● **Instructions for the task**
Output the full listing word for word.

------ Listing ------

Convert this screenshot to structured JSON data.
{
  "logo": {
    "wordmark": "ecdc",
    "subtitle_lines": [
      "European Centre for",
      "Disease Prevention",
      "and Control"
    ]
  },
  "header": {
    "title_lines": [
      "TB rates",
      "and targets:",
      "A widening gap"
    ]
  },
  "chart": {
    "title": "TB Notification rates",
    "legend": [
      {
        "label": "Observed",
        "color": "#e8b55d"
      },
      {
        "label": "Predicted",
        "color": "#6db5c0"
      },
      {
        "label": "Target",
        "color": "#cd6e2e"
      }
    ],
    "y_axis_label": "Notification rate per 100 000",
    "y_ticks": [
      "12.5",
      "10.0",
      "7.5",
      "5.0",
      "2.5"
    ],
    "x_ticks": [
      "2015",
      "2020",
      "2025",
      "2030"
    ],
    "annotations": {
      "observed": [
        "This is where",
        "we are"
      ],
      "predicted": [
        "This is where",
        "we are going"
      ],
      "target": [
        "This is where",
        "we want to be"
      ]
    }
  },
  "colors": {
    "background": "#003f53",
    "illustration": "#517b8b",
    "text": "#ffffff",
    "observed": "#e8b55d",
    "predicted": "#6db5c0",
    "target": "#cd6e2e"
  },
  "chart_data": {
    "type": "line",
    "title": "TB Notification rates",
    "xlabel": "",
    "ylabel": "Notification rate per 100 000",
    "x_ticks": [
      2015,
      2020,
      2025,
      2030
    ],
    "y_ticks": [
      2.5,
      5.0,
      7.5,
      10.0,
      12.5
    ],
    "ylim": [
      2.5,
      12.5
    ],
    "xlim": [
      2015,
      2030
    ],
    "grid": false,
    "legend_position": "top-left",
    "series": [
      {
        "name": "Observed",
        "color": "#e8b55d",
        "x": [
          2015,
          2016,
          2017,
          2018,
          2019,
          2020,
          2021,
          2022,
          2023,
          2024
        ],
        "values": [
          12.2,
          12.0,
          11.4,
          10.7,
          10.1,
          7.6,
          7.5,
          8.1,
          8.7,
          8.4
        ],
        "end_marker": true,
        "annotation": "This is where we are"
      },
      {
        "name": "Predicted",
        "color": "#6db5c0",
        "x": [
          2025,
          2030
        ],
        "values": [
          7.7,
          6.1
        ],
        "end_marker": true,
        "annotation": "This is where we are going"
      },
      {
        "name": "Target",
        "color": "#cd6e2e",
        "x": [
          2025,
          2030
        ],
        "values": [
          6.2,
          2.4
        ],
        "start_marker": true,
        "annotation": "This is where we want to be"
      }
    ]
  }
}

------

● **Task solution**
Convert this screenshot to structured JSON data.
{
  "logo": {
    "wordmark": "ecdc",
    "subtitle_lines": [
      "European Centre for",
      "Disease Prevention",
      "and Control"
    ]
  },
  "header": {
    "title_lines": [
      "TB rates",
      "and targets:",
      "A widening gap"
    ]
  },
  "chart": {
    "title": "TB Notification rates",
    "legend": [
      {
        "label": "Observed",
        "color": "#e8b55d"
      },
      {
        "label": "Predicted",
        "color": "#6db5c0"
      },
      {
        "label": "Target",
        "color": "#cd6e2e"
      }
    ],
    "y_axis_label": "Notification rate per 100 000",
    "y_ticks": [
      "12.5",
      "10.0",
      "7.5",
      "5.0",
      "2.5"
    ],
    "x_ticks": [
      "2015",
      "2020",
      "2025",
      "2030"
    ],
    "annotations": {
      "observed": [
        "This is where",
        "we are"
      ],
      "predicted": [
        "This is where",
        "we are going"
      ],
      "target": [
        "This is where",
        "we want to be"
      ]
    }
  },
  "colors": {
    "background": "#003f53",
    "illustration": "#517b8b",
    "text": "#ffffff",
    "observed": "#e8b55d",
    "predicted": "#6db5c0",
    "target": "#cd6e2e"
  },
  "chart_data": {
    "type": "line",
    "title": "TB Notification rates",
    "xlabel": "",
    "ylabel": "Notification rate per 100 000",
    "x_ticks": [
      2015,
      2020,
      2025,
      2030
    ],
    "y_ticks": [
      2.5,
      5.0,
      7.5,
      10.0,
      12.5
    ],
    "ylim": [
      2.5,
      12.5
    ],
    "xlim": [
      2015,
      2030
    ],
    "grid": false,
    "legend_position": "top-left",
    "series": [
      {
        "name": "Observed",
        "color": "#e8b55d",
        "x": [
          2015,
          2016,
          2017,
          2018,
          2019,
          2020,
          2021,
          2022,
          2023,
          2024
        ],
        "values": [
          12.2,
          12.0,
          11.4,
          10.7,
          10.1,
          7.6,
          7.5,
          8.1,
          8.7,
          8.4
        ],
        "end_marker": true,
        "annotation": "This is where we are"
      },
      {
        "name": "Predicted",
        "color": "#6db5c0",
        "x": [
          2025,
          2030
        ],
        "values": [
          7.7,
          6.1
        ],
        "end_marker": true,
        "annotation": "This is where we are going"
      },
      {
        "name": "Target",
        "color": "#cd6e2e",
        "x": [
          2025,
          2030
        ],
        "values": [
          6.2,
          2.4
        ],
        "start_marker": true,
        "annotation": "This is where we want to be"
      }
    ]
  }
}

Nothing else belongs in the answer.